§ **What to work on**
Each entry below is to be given again word for word, with no pictures.

+++

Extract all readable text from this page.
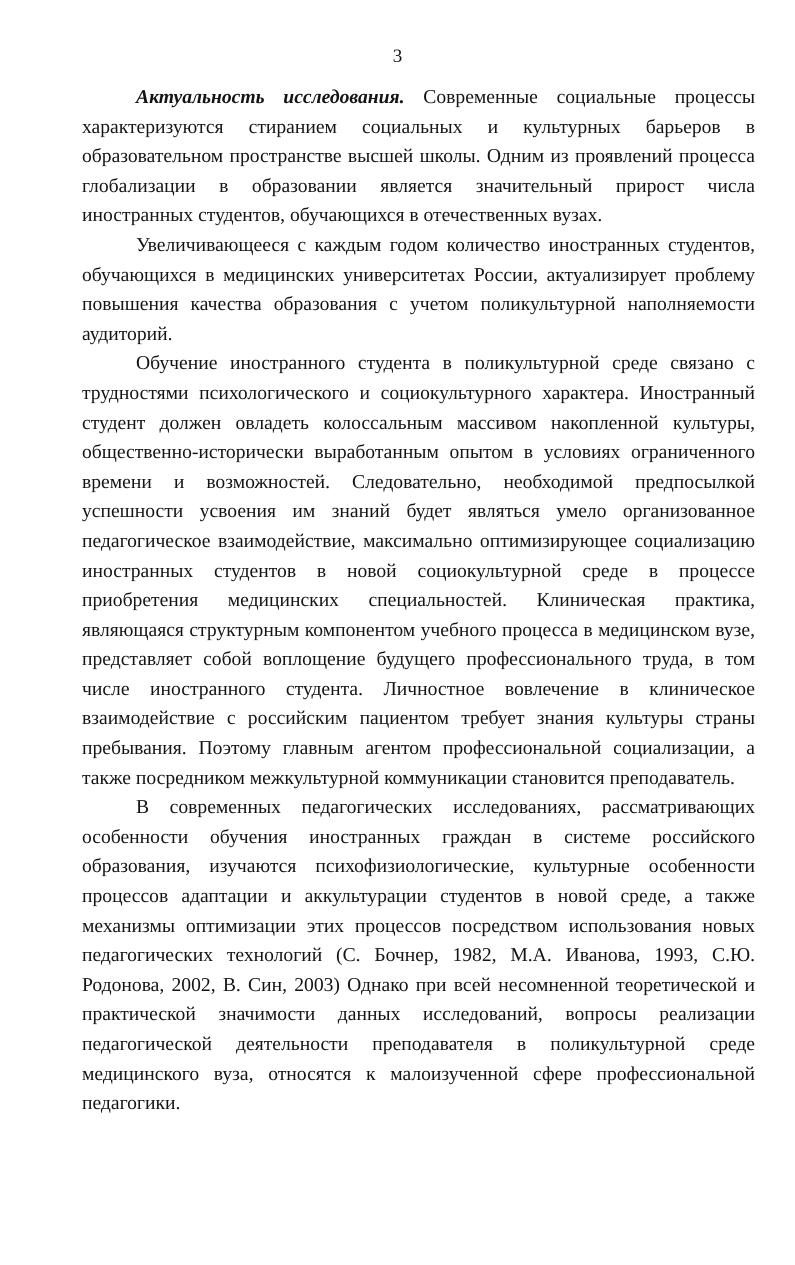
3

Актуальность исследования. Современные социальные процессы характеризуются стиранием социальных и культурных барьеров в образовательном пространстве высшей школы. Одним из проявлений процесса глобализации в образовании является значительный прирост числа иностранных студентов, обучающихся в отечественных вузах.

Увеличивающееся с каждым годом количество иностранных студентов, обучающихся в медицинских университетах России, актуализирует проблему повышения качества образования с учетом поликультурной наполняемости аудиторий.

Обучение иностранного студента в поликультурной среде связано с трудностями психологического и социокультурного характера. Иностранный студент должен овладеть колоссальным массивом накопленной культуры, общественно-исторически выработанным опытом в условиях ограниченного времени и возможностей. Следовательно, необходимой предпосылкой успешности усвоения им знаний будет являться умело организованное педагогическое взаимодействие, максимально оптимизирующее социализацию иностранных студентов в новой социокультурной среде в процессе приобретения медицинских специальностей. Клиническая практика, являющаяся структурным компонентом учебного процесса в медицинском вузе, представляет собой воплощение будущего профессионального труда, в том числе иностранного студента. Личностное вовлечение в клиническое взаимодействие с российским пациентом требует знания культуры страны пребывания. Поэтому главным агентом профессиональной социализации, а также посредником межкультурной коммуникации становится преподаватель.

В современных педагогических исследованиях, рассматривающих особенности обучения иностранных граждан в системе российского образования, изучаются психофизиологические, культурные особенности процессов адаптации и аккультурации студентов в новой среде, а также механизмы оптимизации этих процессов посредством использования новых педагогических технологий (С. Бочнер, 1982, М.А. Иванова, 1993, С.Ю. Родонова, 2002, В. Син, 2003) Однако при всей несомненной теоретической и практической значимости данных исследований, вопросы реализации педагогической деятельности преподавателя в поликультурной среде медицинского вуза, относятся к малоизученной сфере профессиональной педагогики.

+++

§ **The solution**
Extract all readable text from this page.
3

Актуальность исследования. Современные социальные процессы характеризуются стиранием социальных и культурных барьеров в образовательном пространстве высшей школы. Одним из проявлений процесса глобализации в образовании является значительный прирост числа иностранных студентов, обучающихся в отечественных вузах.

Увеличивающееся с каждым годом количество иностранных студентов, обучающихся в медицинских университетах России, актуализирует проблему повышения качества образования с учетом поликультурной наполняемости аудиторий.

Обучение иностранного студента в поликультурной среде связано с трудностями психологического и социокультурного характера. Иностранный студент должен овладеть колоссальным массивом накопленной культуры, общественно-исторически выработанным опытом в условиях ограниченного времени и возможностей. Следовательно, необходимой предпосылкой успешности усвоения им знаний будет являться умело организованное педагогическое взаимодействие, максимально оптимизирующее социализацию иностранных студентов в новой социокультурной среде в процессе приобретения медицинских специальностей. Клиническая практика, являющаяся структурным компонентом учебного процесса в медицинском вузе, представляет собой воплощение будущего профессионального труда, в том числе иностранного студента. Личностное вовлечение в клиническое взаимодействие с российским пациентом требует знания культуры страны пребывания. Поэтому главным агентом профессиональной социализации, а также посредником межкультурной коммуникации становится преподаватель.

В современных педагогических исследованиях, рассматривающих особенности обучения иностранных граждан в системе российского образования, изучаются психофизиологические, культурные особенности процессов адаптации и аккультурации студентов в новой среде, а также механизмы оптимизации этих процессов посредством использования новых педагогических технологий (С. Бочнер, 1982, М.А. Иванова, 1993, С.Ю. Родонова, 2002, В. Син, 2003) Однако при всей несомненной теоретической и практической значимости данных исследований, вопросы реализации педагогической деятельности преподавателя в поликультурной среде медицинского вуза, относятся к малоизученной сфере профессиональной педагогики.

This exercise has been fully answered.